» **Your instructions**
Copy out the lines verbatim, starting with the line that contains "ad-brand: Hexowatch xyxy=(486,622,520,630)" and going on through the line that contains "group-header-remote-sources[interactable]: Remote Sources".

» **Listed records**
□ □ □

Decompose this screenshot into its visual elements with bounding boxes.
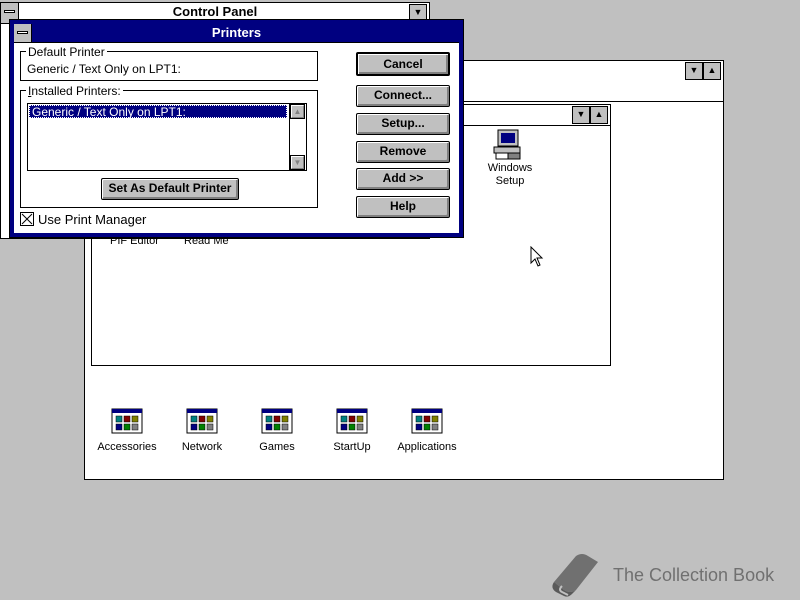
- windows-setup-label-2: Setup: [495, 175, 525, 187]
- remove-button[interactable]: Remove: [356, 141, 450, 163]
- windows-setup-label-1: Windows: [487, 162, 533, 174]
- installed-printers-label: Installed Printers:: [26, 84, 123, 98]
- listbox-scrollbar[interactable]: ▲ ▼: [289, 104, 306, 170]
- book-icon: [552, 554, 598, 597]
- printer-list-item-label: Generic / Text Only on LPT1:: [32, 105, 186, 119]
- connect-button[interactable]: Connect...: [356, 85, 450, 107]
- set-default-printer-button[interactable]: Set As Default Printer: [101, 178, 239, 200]
- setup-label: Setup...: [381, 116, 425, 130]
- default-printer-value: Generic / Text Only on LPT1:: [27, 62, 181, 76]
- add-label: Add >>: [382, 171, 424, 185]
- program-group-label: Applications: [397, 441, 457, 453]
- program-group-item[interactable]: StartUp: [332, 406, 372, 456]
- checkbox-x-icon: [21, 213, 33, 225]
- use-print-manager-label[interactable]: Use Print Manager: [38, 212, 146, 227]
- printers-dialog: Printers Default Printer Generic / Text …: [9, 19, 464, 238]
- program-group-item[interactable]: Network: [182, 406, 222, 456]
- printers-titlebar[interactable]: Printers: [14, 24, 459, 43]
- minimize-button[interactable]: ▼: [685, 62, 703, 80]
- program-group-item[interactable]: Applications: [397, 406, 457, 456]
- program-group-label: Games: [259, 441, 295, 453]
- program-group-icon: [186, 408, 218, 434]
- maximize-button[interactable]: ▲: [703, 62, 721, 80]
- program-group-label: Network: [181, 441, 223, 453]
- program-group-icon: [336, 408, 368, 434]
- setup-button[interactable]: Setup...: [356, 113, 450, 135]
- watermark-text: The Collection Book: [613, 565, 775, 585]
- control-panel-title: Control Panel: [172, 4, 258, 19]
- minimize-button[interactable]: ▼: [572, 106, 590, 124]
- printers-title: Printers: [211, 25, 262, 40]
- program-group-item[interactable]: Accessories: [97, 406, 157, 456]
- help-button[interactable]: Help: [356, 196, 450, 218]
- set-default-printer-label: Set As Default Printer: [108, 181, 232, 195]
- program-group-icon: [111, 408, 143, 434]
- printer-list-item[interactable]: Generic / Text Only on LPT1:: [29, 105, 287, 119]
- mouse-cursor-icon: [530, 246, 544, 267]
- windows-setup-app[interactable]: Windows Setup: [480, 127, 540, 191]
- scroll-up-arrow[interactable]: ▲: [290, 104, 305, 119]
- help-label: Help: [389, 199, 416, 213]
- maximize-button[interactable]: ▲: [590, 106, 608, 124]
- program-group-icon: [411, 408, 443, 434]
- program-group-icon: [261, 408, 293, 434]
- default-printer-group: Default Printer Generic / Text Only on L…: [20, 46, 318, 81]
- installed-printers-group: Installed Printers: Generic / Text Only …: [20, 85, 318, 208]
- system-menu-icon[interactable]: [14, 24, 32, 42]
- program-group-item[interactable]: Games: [257, 406, 297, 456]
- watermark: The Collection Book: [548, 552, 788, 598]
- default-printer-label: Default Printer: [26, 45, 107, 59]
- cancel-button[interactable]: Cancel: [356, 52, 450, 76]
- installed-printers-label-text: nstalled Printers:: [31, 84, 121, 98]
- scroll-down-arrow[interactable]: ▼: [290, 155, 305, 170]
- installed-printers-listbox[interactable]: Generic / Text Only on LPT1: ▲ ▼: [27, 103, 307, 171]
- use-print-manager-checkbox[interactable]: [20, 212, 34, 226]
- windows-setup-icon: [493, 129, 521, 160]
- remove-label: Remove: [379, 144, 427, 158]
- add-button[interactable]: Add >>: [356, 168, 450, 190]
- cancel-label: Cancel: [383, 57, 423, 71]
- program-group-label: Accessories: [97, 441, 157, 453]
- connect-label: Connect...: [373, 88, 432, 102]
- program-group-label: StartUp: [333, 441, 371, 453]
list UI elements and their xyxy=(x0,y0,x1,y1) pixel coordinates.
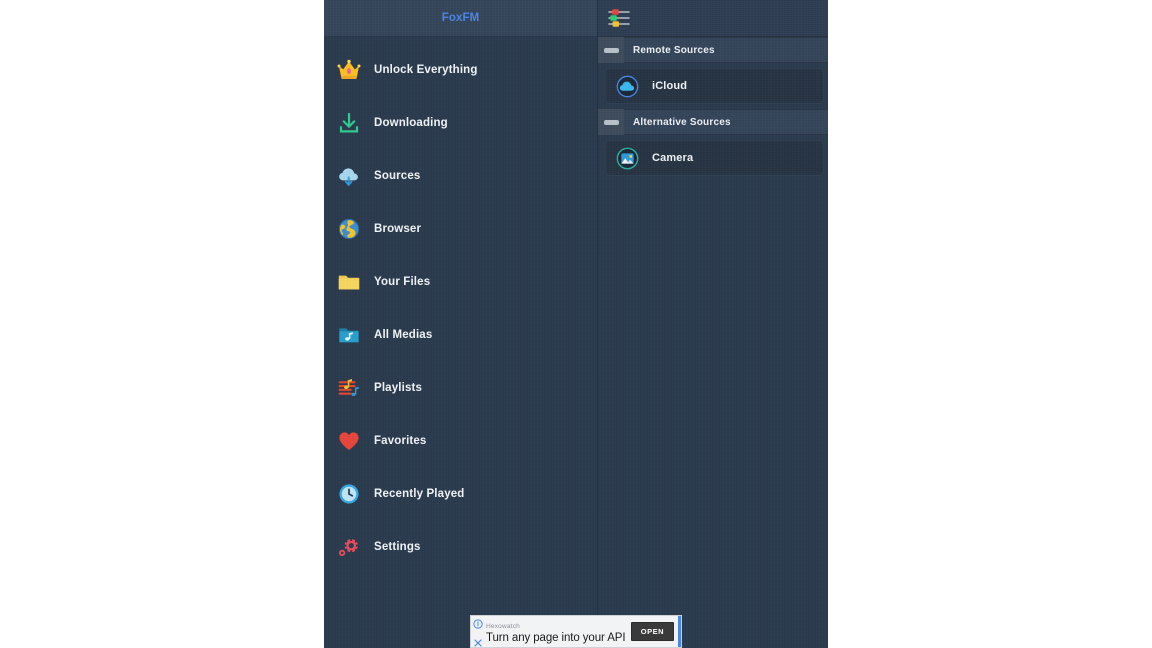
ad-brand: Hexowatch xyxy=(486,622,520,630)
equalizer-sliders-icon[interactable] xyxy=(606,5,632,31)
sidebar-item-label: Your Files xyxy=(374,275,431,288)
sources-panel: Remote Sources iCloud Alternative Source… xyxy=(598,0,828,648)
cloud-download-icon xyxy=(336,163,362,189)
drag-handle-icon[interactable] xyxy=(598,37,624,63)
close-x-icon[interactable] xyxy=(473,635,483,648)
source-label: Camera xyxy=(652,152,694,164)
group-header-remote-sources[interactable]: Remote Sources xyxy=(598,37,828,63)
app-window: FoxFM Unlock Everything Downloading Sour… xyxy=(324,0,828,648)
group-title: Alternative Sources xyxy=(633,116,731,128)
source-list-alternative: Camera xyxy=(598,135,828,181)
gear-icon xyxy=(336,534,362,560)
sources-panel-toolbar xyxy=(598,0,828,37)
sidebar-item-all-medias[interactable]: All Medias xyxy=(324,308,597,361)
sidebar-item-recently-played[interactable]: Recently Played xyxy=(324,467,597,520)
sidebar-item-your-files[interactable]: Your Files xyxy=(324,255,597,308)
icloud-icon xyxy=(616,75,639,98)
sidebar-item-label: All Medias xyxy=(374,328,433,341)
sidebar-item-label: Sources xyxy=(374,169,421,182)
sidebar-item-playlists[interactable]: Playlists xyxy=(324,361,597,414)
source-list-remote: iCloud xyxy=(598,63,828,109)
folder-icon xyxy=(336,269,362,295)
source-row-icloud[interactable]: iCloud xyxy=(605,68,824,104)
sidebar-item-label: Unlock Everything xyxy=(374,63,478,76)
clock-icon xyxy=(336,481,362,507)
ad-headline: Turn any page into your API xyxy=(486,631,626,644)
ad-accent-stripe xyxy=(678,616,681,647)
sidebar-item-label: Browser xyxy=(374,222,422,235)
group-title: Remote Sources xyxy=(633,44,715,56)
ad-banner-text: Hexowatch Turn any page into your API xyxy=(485,615,631,648)
sidebar-item-label: Playlists xyxy=(374,381,423,394)
globe-icon xyxy=(336,216,362,242)
sidebar-item-label: Downloading xyxy=(374,116,448,129)
sidebar-item-label: Favorites xyxy=(374,434,427,447)
sidebar-item-label: Settings xyxy=(374,540,421,553)
crown-icon xyxy=(336,57,362,83)
heart-icon xyxy=(336,428,362,454)
sidebar-item-favorites[interactable]: Favorites xyxy=(324,414,597,467)
app-title: FoxFM xyxy=(441,12,480,24)
sidebar-item-settings[interactable]: Settings xyxy=(324,520,597,573)
sidebar-item-downloading[interactable]: Downloading xyxy=(324,96,597,149)
ad-open-button[interactable]: OPEN xyxy=(630,622,674,641)
sidebar: FoxFM Unlock Everything Downloading Sour… xyxy=(324,0,598,648)
sidebar-header: FoxFM xyxy=(324,0,597,37)
camera-photo-icon xyxy=(616,147,639,170)
playlist-icon xyxy=(336,375,362,401)
download-arrow-icon xyxy=(336,110,362,136)
sidebar-nav-list: Unlock Everything Downloading Sources Br… xyxy=(324,37,597,573)
sidebar-item-browser[interactable]: Browser xyxy=(324,202,597,255)
music-folder-icon xyxy=(336,322,362,348)
info-circle-icon[interactable] xyxy=(473,616,483,634)
ad-banner[interactable]: Hexowatch Turn any page into your API OP… xyxy=(470,615,682,648)
source-row-camera[interactable]: Camera xyxy=(605,140,824,176)
ad-banner-controls xyxy=(471,615,485,648)
sidebar-item-unlock-everything[interactable]: Unlock Everything xyxy=(324,43,597,96)
sidebar-item-label: Recently Played xyxy=(374,487,465,500)
screenshot-stage: FoxFM Unlock Everything Downloading Sour… xyxy=(0,0,1152,648)
group-header-alternative-sources[interactable]: Alternative Sources xyxy=(598,109,828,135)
source-label: iCloud xyxy=(652,80,688,92)
drag-handle-icon[interactable] xyxy=(598,109,624,135)
sidebar-item-sources[interactable]: Sources xyxy=(324,149,597,202)
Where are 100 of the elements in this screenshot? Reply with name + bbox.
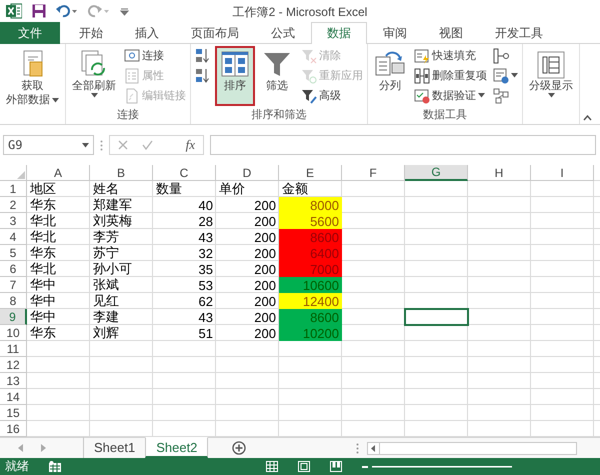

□ □ □

» **Solution for this exercise**
ad-brand: Hexowatch xyxy=(486,622,520,630)
equalizer-sliders-icon[interactable] xyxy=(606,5,632,31)
sidebar-item-label: Your Files xyxy=(374,275,431,288)
sources-panel: Remote Sources iCloud Alternative Source… xyxy=(598,0,828,648)
cloud-download-icon xyxy=(336,163,362,189)
drag-handle-icon[interactable] xyxy=(598,37,624,63)
close-x-icon[interactable] xyxy=(473,635,483,648)
source-label: Camera xyxy=(652,152,694,164)
group-header-remote-sources[interactable]: Remote Sources xyxy=(598,37,828,63)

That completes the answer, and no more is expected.